* _Soal 1_:
Tulis ulang baris data, dari baris pertama sampai baris yang memuat "footer-banner [228, 1208, 699, 1252]" (kedua ujungnya ikut), dengan menukar "text-line" menjadi "baris-teks". Bagian lain jangan diubah.

* _Bacaan_:

=====

IMG-20250518-WA0000.jpg

 

Syuhada Uhud: Di Antara Mereka Adalah Singa Allah

Lebih dari 70 sahabat gugur syahid dalam peperangan ini. Di antaranya adalah Sayyid Asy-Syuhada, Hamzah bin Abdul Muthalib radhiyallahu 'anhu, paman dan saudara sepersusuan Rasulullah ﷺ. Beliau dibunuh secara keji oleh Wahsyi atas perintah Hindun, istri Abu Sufyan. Dada Hamzah dibelah, hatinya dikeluarkan dan dikunyah.

Rasulullah ﷺ menangis tersedu saat melihat jasad beliau. Namun beliau tidak membalas kebiadaban itu dengan kejahatan serupa.

Mush’ab bin ‘Umair, gugur dengan memegang bendera Islam setelah dikira sebagai Rasulullah ﷺ karena kemiripan fisik.

Anas bin an-Nadhr, yang syahid setelah berkata, "Aku mencium bau surga dari balik Uhud!"

 

Pasukan Muslim Mundur dan Quraisy Tidak Mengejar

Pasukan Muslim terpaksa mundur ke sisi gunung. Abu Sufyan tidak meneruskan serangan karena khawatir akan adanya pasukan tambahan dari Madinah. Quraisy menyatakan kemenangan dan kembali ke Mekkah.

=====

* _Data Soal_:
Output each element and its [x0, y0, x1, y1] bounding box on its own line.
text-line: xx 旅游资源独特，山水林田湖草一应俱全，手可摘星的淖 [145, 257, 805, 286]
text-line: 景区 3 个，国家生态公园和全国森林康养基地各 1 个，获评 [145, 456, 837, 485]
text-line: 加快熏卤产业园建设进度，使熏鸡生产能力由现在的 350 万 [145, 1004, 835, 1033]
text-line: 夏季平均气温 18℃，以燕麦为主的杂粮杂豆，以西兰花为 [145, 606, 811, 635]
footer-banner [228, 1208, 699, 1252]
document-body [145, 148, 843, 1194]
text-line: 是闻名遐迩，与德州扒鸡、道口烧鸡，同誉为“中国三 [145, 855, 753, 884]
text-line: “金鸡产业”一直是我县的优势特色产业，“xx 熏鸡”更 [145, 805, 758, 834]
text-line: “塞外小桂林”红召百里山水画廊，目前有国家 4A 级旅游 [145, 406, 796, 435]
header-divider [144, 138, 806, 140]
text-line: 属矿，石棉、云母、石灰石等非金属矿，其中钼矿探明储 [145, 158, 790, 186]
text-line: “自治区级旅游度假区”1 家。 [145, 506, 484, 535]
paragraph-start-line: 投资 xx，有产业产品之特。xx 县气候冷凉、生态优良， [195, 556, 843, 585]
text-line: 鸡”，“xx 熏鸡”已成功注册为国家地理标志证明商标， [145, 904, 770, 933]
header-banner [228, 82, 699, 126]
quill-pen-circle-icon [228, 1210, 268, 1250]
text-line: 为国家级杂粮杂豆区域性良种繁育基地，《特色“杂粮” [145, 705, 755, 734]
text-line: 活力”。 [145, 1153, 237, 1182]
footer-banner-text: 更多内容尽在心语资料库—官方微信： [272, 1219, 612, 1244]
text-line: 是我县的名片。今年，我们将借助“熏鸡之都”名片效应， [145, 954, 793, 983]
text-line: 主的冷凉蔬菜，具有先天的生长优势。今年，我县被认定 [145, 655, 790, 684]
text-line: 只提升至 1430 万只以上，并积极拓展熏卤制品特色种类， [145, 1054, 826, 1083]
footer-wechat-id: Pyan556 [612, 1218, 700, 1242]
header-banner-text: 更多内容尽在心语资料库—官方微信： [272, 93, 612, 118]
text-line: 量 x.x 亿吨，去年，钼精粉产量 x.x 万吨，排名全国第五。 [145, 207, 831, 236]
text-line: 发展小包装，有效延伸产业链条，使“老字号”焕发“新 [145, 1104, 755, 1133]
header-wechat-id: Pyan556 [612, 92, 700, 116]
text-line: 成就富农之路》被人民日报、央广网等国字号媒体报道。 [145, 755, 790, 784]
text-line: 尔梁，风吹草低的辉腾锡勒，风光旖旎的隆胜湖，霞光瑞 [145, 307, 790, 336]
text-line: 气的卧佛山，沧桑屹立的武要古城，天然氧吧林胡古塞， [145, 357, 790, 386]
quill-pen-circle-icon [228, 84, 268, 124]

=====

* _Soal 2_:
Menurut bacaan, mengapa Abu Sufyan tidak meneruskan serangan?

* _Pembahasan 1_:
Output each element and its [x0, y0, x1, y1] bounding box on its own line.
baris-teks: xx 旅游资源独特，山水林田湖草一应俱全，手可摘星的淖 [145, 257, 805, 286]
baris-teks: 景区 3 个，国家生态公园和全国森林康养基地各 1 个，获评 [145, 456, 837, 485]
baris-teks: 加快熏卤产业园建设进度，使熏鸡生产能力由现在的 350 万 [145, 1004, 835, 1033]
baris-teks: 夏季平均气温 18℃，以燕麦为主的杂粮杂豆，以西兰花为 [145, 606, 811, 635]
footer-banner [228, 1208, 699, 1252]

* _Pembahasan 2_:
Abu Sufyan khawatir akan adanya pasukan tambahan dari Madinah.